- _Exercise materials_
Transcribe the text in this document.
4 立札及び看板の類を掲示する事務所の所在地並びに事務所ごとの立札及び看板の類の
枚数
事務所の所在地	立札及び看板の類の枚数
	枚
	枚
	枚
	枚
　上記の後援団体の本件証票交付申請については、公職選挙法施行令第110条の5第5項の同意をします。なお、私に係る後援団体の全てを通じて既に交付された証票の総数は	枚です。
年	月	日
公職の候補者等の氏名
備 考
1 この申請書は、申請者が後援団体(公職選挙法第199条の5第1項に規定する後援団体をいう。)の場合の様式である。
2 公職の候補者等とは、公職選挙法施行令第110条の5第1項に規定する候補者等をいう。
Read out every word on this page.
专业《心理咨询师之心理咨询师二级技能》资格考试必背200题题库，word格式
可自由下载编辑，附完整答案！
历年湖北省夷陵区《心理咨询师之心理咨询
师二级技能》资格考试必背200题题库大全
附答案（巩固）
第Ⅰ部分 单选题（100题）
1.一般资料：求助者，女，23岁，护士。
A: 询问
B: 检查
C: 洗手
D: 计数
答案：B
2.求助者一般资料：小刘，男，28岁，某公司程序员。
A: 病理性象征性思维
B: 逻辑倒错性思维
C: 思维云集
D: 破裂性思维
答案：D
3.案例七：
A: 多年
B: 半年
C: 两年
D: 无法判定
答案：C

- _What is expected_
In the records above, locate the lines holding the word "this". Copy each of them.

- _Response_
Transcribe the text in this document.
Read out every word on this page.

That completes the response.